• _Work required_
From the listing below, select every line where the word "Reference" appears.
======== Records for the task
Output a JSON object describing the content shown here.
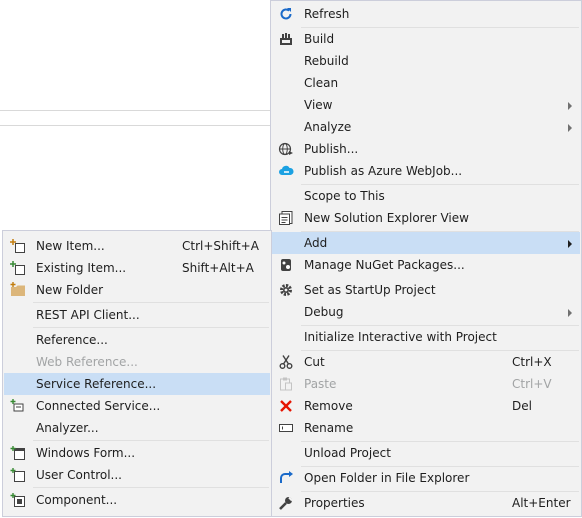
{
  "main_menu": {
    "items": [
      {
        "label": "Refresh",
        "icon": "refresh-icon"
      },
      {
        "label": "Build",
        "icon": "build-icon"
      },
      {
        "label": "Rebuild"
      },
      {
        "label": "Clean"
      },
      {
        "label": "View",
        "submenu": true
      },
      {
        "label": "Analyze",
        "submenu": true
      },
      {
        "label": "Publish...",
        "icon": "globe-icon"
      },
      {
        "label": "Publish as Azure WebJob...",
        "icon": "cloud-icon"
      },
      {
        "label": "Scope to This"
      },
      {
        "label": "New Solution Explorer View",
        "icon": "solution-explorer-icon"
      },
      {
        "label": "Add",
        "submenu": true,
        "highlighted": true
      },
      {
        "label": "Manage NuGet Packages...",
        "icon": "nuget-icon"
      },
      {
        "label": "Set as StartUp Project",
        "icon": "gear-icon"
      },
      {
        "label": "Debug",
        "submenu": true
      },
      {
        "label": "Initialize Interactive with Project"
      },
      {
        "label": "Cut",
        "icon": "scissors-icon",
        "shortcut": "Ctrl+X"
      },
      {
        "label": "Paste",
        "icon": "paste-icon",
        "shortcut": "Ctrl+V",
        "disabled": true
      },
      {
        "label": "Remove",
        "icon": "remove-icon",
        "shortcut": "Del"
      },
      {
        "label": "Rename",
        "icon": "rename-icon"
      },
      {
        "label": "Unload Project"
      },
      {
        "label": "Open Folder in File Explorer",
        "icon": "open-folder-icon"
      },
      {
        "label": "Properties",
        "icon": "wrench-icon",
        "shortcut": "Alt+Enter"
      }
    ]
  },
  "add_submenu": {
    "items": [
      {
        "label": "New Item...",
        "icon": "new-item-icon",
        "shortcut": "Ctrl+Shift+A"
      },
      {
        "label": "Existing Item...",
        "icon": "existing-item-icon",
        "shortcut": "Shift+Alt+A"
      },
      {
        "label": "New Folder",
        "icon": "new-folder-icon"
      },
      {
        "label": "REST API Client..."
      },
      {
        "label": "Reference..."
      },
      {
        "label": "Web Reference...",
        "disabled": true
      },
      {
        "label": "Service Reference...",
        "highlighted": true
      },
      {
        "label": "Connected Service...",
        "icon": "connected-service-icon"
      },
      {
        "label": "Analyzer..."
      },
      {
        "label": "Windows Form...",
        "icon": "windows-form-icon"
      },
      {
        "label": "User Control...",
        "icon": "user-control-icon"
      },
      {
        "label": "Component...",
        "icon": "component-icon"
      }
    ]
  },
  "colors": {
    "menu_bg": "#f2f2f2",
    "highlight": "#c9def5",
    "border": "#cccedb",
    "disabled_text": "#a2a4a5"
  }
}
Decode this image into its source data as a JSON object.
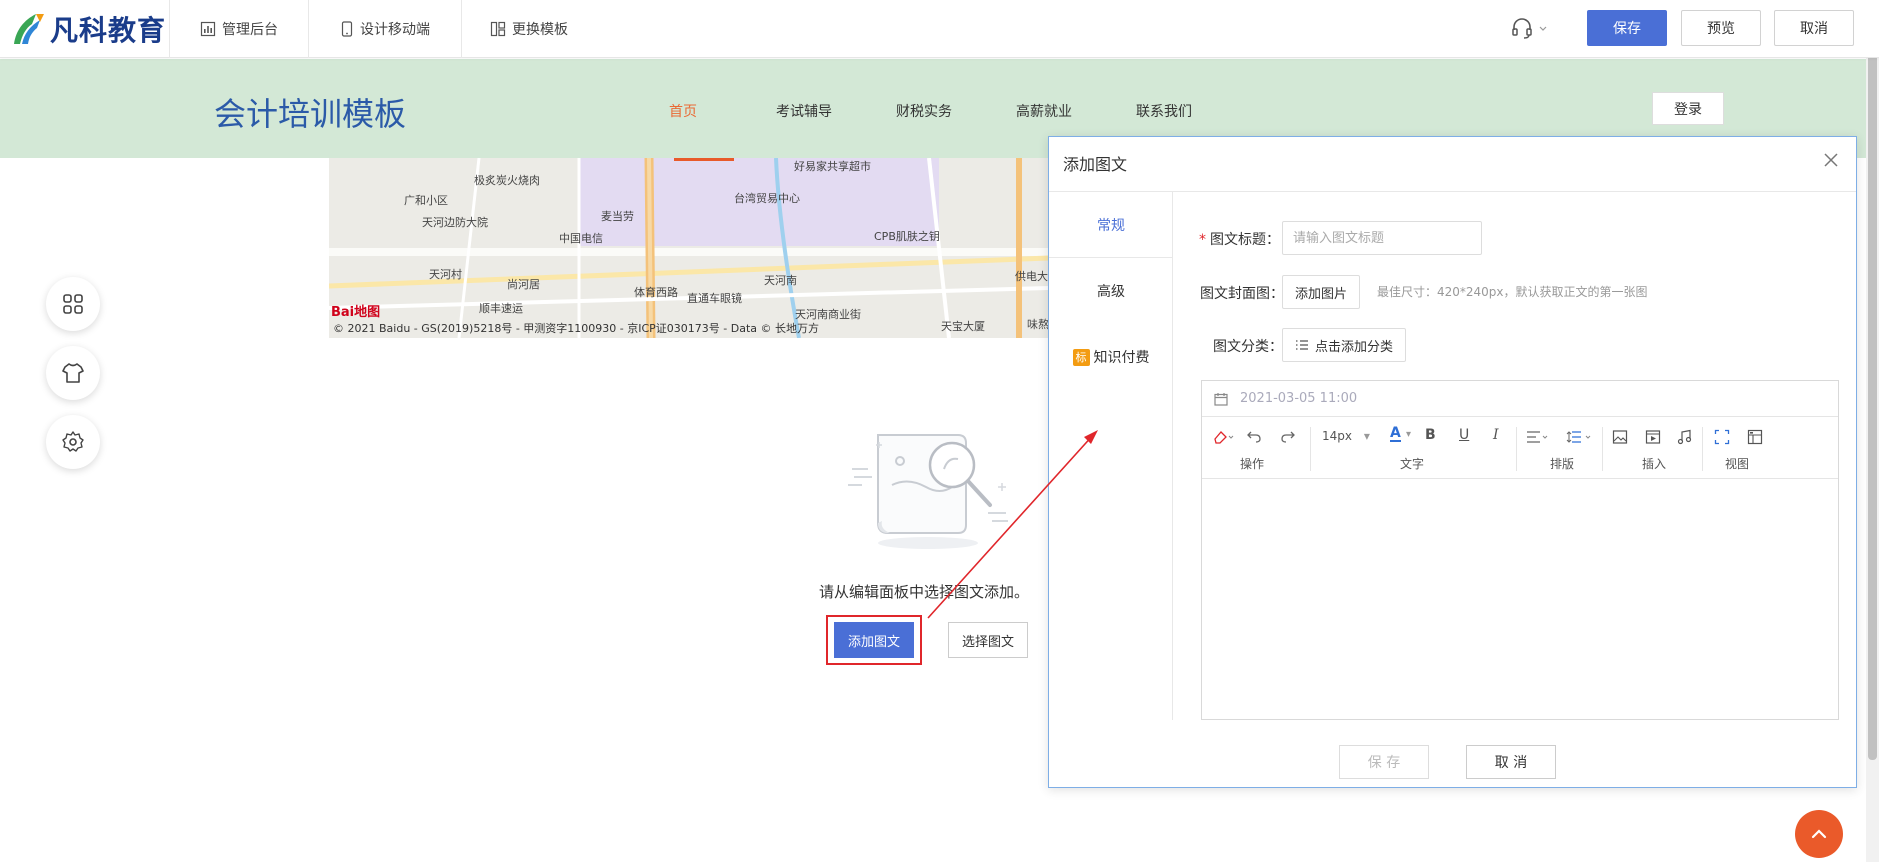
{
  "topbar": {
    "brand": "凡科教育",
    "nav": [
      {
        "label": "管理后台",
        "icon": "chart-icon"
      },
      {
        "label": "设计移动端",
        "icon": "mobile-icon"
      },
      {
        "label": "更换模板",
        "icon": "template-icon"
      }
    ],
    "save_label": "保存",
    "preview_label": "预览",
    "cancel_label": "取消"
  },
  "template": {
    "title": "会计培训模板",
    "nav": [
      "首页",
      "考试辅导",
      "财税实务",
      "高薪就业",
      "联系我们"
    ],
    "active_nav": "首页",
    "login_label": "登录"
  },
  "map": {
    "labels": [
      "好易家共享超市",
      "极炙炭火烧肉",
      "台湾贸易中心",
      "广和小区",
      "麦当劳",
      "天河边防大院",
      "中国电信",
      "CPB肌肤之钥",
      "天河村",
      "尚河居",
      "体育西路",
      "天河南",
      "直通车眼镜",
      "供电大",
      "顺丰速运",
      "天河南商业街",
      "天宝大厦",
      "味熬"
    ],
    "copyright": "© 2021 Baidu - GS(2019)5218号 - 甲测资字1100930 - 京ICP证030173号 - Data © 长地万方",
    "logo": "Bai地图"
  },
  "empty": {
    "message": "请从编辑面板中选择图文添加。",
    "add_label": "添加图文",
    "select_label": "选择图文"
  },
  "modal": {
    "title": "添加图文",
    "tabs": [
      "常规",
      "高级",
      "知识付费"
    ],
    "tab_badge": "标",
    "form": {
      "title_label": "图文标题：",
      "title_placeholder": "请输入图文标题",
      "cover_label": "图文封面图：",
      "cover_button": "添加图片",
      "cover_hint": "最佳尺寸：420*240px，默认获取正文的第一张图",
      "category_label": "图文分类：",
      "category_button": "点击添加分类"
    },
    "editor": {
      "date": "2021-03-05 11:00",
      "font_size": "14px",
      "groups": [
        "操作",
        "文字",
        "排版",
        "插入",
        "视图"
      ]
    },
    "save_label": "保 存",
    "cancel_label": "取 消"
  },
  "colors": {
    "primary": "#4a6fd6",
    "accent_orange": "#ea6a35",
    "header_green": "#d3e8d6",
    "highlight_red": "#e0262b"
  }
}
================
======== Records for the task
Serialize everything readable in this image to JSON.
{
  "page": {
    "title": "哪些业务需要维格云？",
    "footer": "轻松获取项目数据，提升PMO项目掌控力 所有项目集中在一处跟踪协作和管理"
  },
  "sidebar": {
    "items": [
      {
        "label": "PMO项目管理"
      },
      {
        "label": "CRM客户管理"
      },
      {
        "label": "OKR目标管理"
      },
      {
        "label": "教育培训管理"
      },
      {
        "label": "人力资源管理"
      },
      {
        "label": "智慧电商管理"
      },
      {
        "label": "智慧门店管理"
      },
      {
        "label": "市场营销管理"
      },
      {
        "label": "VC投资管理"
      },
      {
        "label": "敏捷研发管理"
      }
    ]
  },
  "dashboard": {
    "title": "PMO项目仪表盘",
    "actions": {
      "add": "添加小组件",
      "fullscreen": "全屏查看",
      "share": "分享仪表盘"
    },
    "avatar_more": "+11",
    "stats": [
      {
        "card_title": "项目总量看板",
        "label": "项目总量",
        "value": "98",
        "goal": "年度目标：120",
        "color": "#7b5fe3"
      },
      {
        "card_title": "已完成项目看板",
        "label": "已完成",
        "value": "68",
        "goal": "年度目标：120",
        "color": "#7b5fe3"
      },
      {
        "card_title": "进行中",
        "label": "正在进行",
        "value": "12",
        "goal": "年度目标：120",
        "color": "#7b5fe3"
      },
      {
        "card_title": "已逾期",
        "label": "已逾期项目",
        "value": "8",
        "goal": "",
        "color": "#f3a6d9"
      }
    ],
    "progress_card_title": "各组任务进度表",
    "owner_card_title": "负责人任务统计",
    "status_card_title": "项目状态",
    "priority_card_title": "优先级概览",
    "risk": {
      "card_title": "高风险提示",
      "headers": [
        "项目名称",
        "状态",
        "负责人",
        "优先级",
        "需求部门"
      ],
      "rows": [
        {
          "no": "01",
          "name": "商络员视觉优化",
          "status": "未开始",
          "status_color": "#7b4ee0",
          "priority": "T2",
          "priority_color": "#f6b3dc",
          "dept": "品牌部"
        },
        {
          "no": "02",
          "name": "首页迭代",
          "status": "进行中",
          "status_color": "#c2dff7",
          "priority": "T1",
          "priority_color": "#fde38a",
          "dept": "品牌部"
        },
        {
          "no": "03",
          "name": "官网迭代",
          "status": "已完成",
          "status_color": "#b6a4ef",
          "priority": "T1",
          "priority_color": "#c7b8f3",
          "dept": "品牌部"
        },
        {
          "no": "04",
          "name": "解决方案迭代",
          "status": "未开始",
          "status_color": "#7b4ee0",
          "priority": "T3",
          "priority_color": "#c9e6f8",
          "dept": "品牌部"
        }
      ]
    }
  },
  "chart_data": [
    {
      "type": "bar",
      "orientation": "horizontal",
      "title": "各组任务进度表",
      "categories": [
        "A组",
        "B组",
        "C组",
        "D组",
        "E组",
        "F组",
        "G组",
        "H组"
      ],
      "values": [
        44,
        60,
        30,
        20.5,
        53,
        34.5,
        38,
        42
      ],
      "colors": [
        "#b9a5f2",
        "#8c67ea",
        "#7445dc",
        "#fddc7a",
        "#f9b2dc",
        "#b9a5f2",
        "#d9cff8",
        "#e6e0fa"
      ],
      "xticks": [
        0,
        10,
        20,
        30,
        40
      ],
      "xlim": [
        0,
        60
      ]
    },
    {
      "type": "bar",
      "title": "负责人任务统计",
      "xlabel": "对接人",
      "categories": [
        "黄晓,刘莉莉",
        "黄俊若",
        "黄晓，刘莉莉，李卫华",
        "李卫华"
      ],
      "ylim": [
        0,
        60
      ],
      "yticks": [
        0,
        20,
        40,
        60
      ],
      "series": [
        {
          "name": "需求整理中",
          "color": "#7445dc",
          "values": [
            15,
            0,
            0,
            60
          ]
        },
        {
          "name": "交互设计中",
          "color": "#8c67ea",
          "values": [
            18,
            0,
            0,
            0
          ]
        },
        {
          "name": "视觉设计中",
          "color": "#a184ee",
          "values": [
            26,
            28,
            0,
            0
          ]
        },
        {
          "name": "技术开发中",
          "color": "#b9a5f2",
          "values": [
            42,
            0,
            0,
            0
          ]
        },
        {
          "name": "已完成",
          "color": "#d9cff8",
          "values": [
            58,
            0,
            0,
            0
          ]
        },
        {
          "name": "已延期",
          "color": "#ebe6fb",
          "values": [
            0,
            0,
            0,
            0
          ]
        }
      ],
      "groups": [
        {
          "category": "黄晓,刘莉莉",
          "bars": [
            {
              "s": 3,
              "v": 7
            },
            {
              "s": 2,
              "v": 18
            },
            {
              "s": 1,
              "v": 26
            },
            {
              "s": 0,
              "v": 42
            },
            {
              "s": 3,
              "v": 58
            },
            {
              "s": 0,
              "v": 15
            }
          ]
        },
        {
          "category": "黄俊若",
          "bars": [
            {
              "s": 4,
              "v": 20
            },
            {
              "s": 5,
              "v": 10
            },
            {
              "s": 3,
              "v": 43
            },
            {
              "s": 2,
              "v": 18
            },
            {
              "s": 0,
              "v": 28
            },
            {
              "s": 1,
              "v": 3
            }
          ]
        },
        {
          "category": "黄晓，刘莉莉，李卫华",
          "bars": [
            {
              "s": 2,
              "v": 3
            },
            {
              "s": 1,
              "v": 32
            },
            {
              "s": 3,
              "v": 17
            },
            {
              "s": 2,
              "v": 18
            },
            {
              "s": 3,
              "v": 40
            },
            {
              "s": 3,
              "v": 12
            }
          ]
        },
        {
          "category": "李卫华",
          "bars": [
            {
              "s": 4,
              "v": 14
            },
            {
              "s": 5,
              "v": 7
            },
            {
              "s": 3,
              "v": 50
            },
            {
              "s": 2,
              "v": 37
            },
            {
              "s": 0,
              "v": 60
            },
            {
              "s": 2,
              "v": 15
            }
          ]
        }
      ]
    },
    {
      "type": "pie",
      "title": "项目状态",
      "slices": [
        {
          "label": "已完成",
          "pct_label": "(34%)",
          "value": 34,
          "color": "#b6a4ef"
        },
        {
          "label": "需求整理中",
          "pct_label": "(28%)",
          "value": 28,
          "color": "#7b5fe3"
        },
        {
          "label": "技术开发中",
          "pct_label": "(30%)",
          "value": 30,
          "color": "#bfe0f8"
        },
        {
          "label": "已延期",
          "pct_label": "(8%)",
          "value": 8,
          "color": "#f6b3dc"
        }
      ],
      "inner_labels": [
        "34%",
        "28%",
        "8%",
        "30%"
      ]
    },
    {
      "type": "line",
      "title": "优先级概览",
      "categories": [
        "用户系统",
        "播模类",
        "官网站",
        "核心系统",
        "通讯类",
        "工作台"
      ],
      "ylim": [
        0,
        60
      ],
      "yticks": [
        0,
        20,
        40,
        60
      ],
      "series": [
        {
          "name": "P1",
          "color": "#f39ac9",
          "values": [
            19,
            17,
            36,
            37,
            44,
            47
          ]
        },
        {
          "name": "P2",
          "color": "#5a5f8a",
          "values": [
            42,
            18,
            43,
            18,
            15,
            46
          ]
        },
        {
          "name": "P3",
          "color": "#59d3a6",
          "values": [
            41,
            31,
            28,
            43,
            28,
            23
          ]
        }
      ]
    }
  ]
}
================
• _Response_
        "label": "Reference..."
        "label": "Web Reference...",
        "label": "Service Reference...",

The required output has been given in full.